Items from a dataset
----------------
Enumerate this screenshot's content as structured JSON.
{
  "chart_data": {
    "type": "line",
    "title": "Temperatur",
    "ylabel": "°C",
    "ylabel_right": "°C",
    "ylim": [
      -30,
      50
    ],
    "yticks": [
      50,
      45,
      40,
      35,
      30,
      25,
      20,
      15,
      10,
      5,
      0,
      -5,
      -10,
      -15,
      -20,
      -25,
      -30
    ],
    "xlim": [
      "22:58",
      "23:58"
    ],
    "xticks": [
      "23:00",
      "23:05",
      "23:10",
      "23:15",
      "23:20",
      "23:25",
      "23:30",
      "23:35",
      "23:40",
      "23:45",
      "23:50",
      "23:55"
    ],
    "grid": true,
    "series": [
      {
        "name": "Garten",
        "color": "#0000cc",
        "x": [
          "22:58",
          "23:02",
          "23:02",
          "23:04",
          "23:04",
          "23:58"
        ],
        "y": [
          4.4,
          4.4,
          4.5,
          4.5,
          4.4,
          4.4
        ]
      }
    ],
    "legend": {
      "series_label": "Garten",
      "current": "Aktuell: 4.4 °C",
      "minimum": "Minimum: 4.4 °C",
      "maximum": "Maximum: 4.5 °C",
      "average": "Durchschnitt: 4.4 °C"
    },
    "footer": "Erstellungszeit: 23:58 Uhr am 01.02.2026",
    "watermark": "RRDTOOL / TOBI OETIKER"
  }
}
----------------
## EXERCISE PROMPT
Transcribe the material above in its entirety. Match it exactly.

## FINISHED TASK
Enumerate this screenshot's content as structured JSON.
{
  "chart_data": {
    "type": "line",
    "title": "Temperatur",
    "ylabel": "°C",
    "ylabel_right": "°C",
    "ylim": [
      -30,
      50
    ],
    "yticks": [
      50,
      45,
      40,
      35,
      30,
      25,
      20,
      15,
      10,
      5,
      0,
      -5,
      -10,
      -15,
      -20,
      -25,
      -30
    ],
    "xlim": [
      "22:58",
      "23:58"
    ],
    "xticks": [
      "23:00",
      "23:05",
      "23:10",
      "23:15",
      "23:20",
      "23:25",
      "23:30",
      "23:35",
      "23:40",
      "23:45",
      "23:50",
      "23:55"
    ],
    "grid": true,
    "series": [
      {
        "name": "Garten",
        "color": "#0000cc",
        "x": [
          "22:58",
          "23:02",
          "23:02",
          "23:04",
          "23:04",
          "23:58"
        ],
        "y": [
          4.4,
          4.4,
          4.5,
          4.5,
          4.4,
          4.4
        ]
      }
    ],
    "legend": {
      "series_label": "Garten",
      "current": "Aktuell: 4.4 °C",
      "minimum": "Minimum: 4.4 °C",
      "maximum": "Maximum: 4.5 °C",
      "average": "Durchschnitt: 4.4 °C"
    },
    "footer": "Erstellungszeit: 23:58 Uhr am 01.02.2026",
    "watermark": "RRDTOOL / TOBI OETIKER"
  }
}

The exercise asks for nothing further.